- **What is asked**
Copy the data exactly as it appears, and do not include any pictures.

- **Data section**
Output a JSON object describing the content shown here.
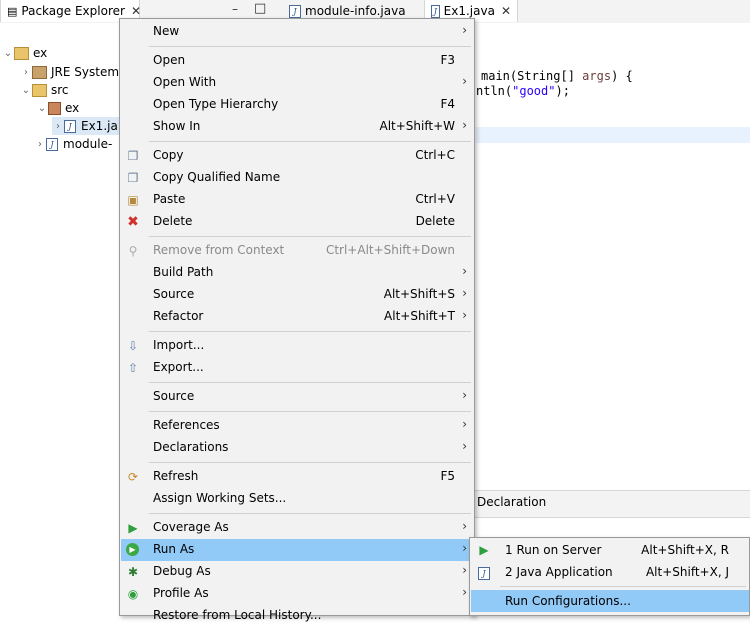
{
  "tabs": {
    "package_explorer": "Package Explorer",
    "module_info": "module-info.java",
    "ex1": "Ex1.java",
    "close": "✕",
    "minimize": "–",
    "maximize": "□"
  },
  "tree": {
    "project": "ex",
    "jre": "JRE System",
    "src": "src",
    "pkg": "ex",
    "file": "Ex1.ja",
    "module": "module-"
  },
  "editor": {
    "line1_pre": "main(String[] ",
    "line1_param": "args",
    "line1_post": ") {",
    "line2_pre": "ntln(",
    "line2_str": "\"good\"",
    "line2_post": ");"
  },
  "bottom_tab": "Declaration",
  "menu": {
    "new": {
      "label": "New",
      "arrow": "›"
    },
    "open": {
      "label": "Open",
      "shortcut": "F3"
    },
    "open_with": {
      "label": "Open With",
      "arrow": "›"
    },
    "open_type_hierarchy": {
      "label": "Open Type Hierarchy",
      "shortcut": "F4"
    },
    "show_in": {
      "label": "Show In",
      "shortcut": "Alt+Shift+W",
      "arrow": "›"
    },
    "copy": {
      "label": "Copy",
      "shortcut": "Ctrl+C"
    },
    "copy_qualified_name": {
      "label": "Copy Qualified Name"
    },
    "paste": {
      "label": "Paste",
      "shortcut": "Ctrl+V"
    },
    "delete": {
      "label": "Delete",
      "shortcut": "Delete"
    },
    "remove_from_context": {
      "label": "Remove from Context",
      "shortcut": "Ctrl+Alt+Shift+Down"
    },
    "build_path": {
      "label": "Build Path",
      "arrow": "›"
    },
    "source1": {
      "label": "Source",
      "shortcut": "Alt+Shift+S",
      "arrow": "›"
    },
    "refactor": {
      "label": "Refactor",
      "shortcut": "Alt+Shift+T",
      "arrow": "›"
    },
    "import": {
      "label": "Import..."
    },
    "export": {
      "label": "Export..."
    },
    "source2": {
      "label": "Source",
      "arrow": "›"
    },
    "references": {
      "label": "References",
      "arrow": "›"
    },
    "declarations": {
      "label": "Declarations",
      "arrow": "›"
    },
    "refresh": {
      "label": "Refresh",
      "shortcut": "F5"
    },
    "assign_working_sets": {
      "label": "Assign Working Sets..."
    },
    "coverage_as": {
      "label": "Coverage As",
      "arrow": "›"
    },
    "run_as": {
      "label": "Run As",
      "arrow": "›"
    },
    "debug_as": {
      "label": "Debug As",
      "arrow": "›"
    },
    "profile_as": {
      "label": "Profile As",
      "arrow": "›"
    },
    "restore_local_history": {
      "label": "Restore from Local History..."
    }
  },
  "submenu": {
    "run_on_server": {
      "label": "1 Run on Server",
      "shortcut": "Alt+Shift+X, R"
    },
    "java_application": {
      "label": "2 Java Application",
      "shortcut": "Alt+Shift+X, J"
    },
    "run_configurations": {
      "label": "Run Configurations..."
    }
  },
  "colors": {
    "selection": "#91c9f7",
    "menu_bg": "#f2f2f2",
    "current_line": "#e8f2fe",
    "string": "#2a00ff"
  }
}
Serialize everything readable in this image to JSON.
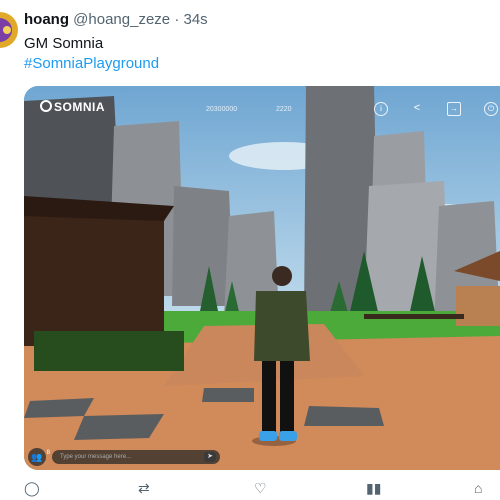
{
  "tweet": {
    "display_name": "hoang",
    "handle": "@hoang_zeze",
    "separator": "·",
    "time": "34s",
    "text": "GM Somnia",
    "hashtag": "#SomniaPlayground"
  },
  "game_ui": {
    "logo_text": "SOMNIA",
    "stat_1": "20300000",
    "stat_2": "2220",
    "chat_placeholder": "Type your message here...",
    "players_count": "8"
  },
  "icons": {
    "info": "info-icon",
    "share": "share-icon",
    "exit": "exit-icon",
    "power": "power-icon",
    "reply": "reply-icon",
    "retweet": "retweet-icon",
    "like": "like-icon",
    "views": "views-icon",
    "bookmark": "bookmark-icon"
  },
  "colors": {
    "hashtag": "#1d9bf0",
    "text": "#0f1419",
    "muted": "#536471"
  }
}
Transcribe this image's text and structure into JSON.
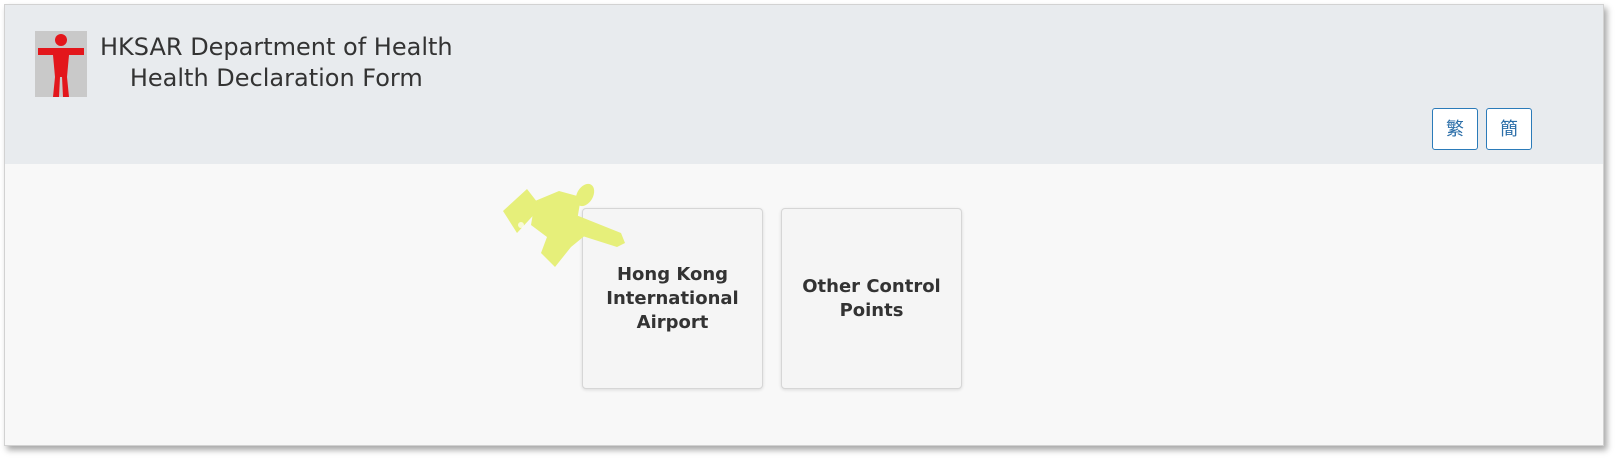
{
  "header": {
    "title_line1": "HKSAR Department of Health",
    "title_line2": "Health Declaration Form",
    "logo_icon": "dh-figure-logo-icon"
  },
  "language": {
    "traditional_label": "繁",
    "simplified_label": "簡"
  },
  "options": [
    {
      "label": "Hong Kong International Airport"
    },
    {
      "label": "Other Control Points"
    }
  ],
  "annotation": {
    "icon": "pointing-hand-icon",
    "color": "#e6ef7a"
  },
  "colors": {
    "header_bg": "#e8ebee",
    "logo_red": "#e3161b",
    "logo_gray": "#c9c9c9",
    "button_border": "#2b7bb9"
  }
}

- **Correct result**
Output a JSON object describing the content shown here.
{
  "tabs": {
    "package_explorer": "Package Explorer",
    "module_info": "module-info.java",
    "ex1": "Ex1.java",
    "close": "✕",
    "minimize": "–",
    "maximize": "□"
  },
  "tree": {
    "project": "ex",
    "jre": "JRE System",
    "src": "src",
    "pkg": "ex",
    "file": "Ex1.ja",
    "module": "module-"
  },
  "editor": {
    "line1_pre": "main(String[] ",
    "line1_param": "args",
    "line1_post": ") {",
    "line2_pre": "ntln(",
    "line2_str": "\"good\"",
    "line2_post": ");"
  },
  "bottom_tab": "Declaration",
  "menu": {
    "new": {
      "label": "New",
      "arrow": "›"
    },
    "open": {
      "label": "Open",
      "shortcut": "F3"
    },
    "open_with": {
      "label": "Open With",
      "arrow": "›"
    },
    "open_type_hierarchy": {
      "label": "Open Type Hierarchy",
      "shortcut": "F4"
    },
    "show_in": {
      "label": "Show In",
      "shortcut": "Alt+Shift+W",
      "arrow": "›"
    },
    "copy": {
      "label": "Copy",
      "shortcut": "Ctrl+C"
    },
    "copy_qualified_name": {
      "label": "Copy Qualified Name"
    },
    "paste": {
      "label": "Paste",
      "shortcut": "Ctrl+V"
    },
    "delete": {
      "label": "Delete",
      "shortcut": "Delete"
    },
    "remove_from_context": {
      "label": "Remove from Context",
      "shortcut": "Ctrl+Alt+Shift+Down"
    },
    "build_path": {
      "label": "Build Path",
      "arrow": "›"
    },
    "source1": {
      "label": "Source",
      "shortcut": "Alt+Shift+S",
      "arrow": "›"
    },
    "refactor": {
      "label": "Refactor",
      "shortcut": "Alt+Shift+T",
      "arrow": "›"
    },
    "import": {
      "label": "Import..."
    },
    "export": {
      "label": "Export..."
    },
    "source2": {
      "label": "Source",
      "arrow": "›"
    },
    "references": {
      "label": "References",
      "arrow": "›"
    },
    "declarations": {
      "label": "Declarations",
      "arrow": "›"
    },
    "refresh": {
      "label": "Refresh",
      "shortcut": "F5"
    },
    "assign_working_sets": {
      "label": "Assign Working Sets..."
    },
    "coverage_as": {
      "label": "Coverage As",
      "arrow": "›"
    },
    "run_as": {
      "label": "Run As",
      "arrow": "›"
    },
    "debug_as": {
      "label": "Debug As",
      "arrow": "›"
    },
    "profile_as": {
      "label": "Profile As",
      "arrow": "›"
    },
    "restore_local_history": {
      "label": "Restore from Local History..."
    }
  },
  "submenu": {
    "run_on_server": {
      "label": "1 Run on Server",
      "shortcut": "Alt+Shift+X, R"
    },
    "java_application": {
      "label": "2 Java Application",
      "shortcut": "Alt+Shift+X, J"
    },
    "run_configurations": {
      "label": "Run Configurations..."
    }
  },
  "colors": {
    "selection": "#91c9f7",
    "menu_bg": "#f2f2f2",
    "current_line": "#e8f2fe",
    "string": "#2a00ff"
  }
}
Serialize everything readable in this image to JSON.
{
  "tweet": {
    "display_name": "hoang",
    "handle": "@hoang_zeze",
    "separator": "·",
    "time": "34s",
    "text": "GM Somnia",
    "hashtag": "#SomniaPlayground"
  },
  "game_ui": {
    "logo_text": "SOMNIA",
    "stat_1": "20300000",
    "stat_2": "2220",
    "chat_placeholder": "Type your message here...",
    "players_count": "8"
  },
  "icons": {
    "info": "info-icon",
    "share": "share-icon",
    "exit": "exit-icon",
    "power": "power-icon",
    "reply": "reply-icon",
    "retweet": "retweet-icon",
    "like": "like-icon",
    "views": "views-icon",
    "bookmark": "bookmark-icon"
  },
  "colors": {
    "hashtag": "#1d9bf0",
    "text": "#0f1419",
    "muted": "#536471"
  }
}
Transcribe this image's text and structure into JSON.
{
  "header": {
    "title_line1": "HKSAR Department of Health",
    "title_line2": "Health Declaration Form",
    "logo_icon": "dh-figure-logo-icon"
  },
  "language": {
    "traditional_label": "繁",
    "simplified_label": "簡"
  },
  "options": [
    {
      "label": "Hong Kong International Airport"
    },
    {
      "label": "Other Control Points"
    }
  ],
  "annotation": {
    "icon": "pointing-hand-icon",
    "color": "#e6ef7a"
  },
  "colors": {
    "header_bg": "#e8ebee",
    "logo_red": "#e3161b",
    "logo_gray": "#c9c9c9",
    "button_border": "#2b7bb9"
  }
}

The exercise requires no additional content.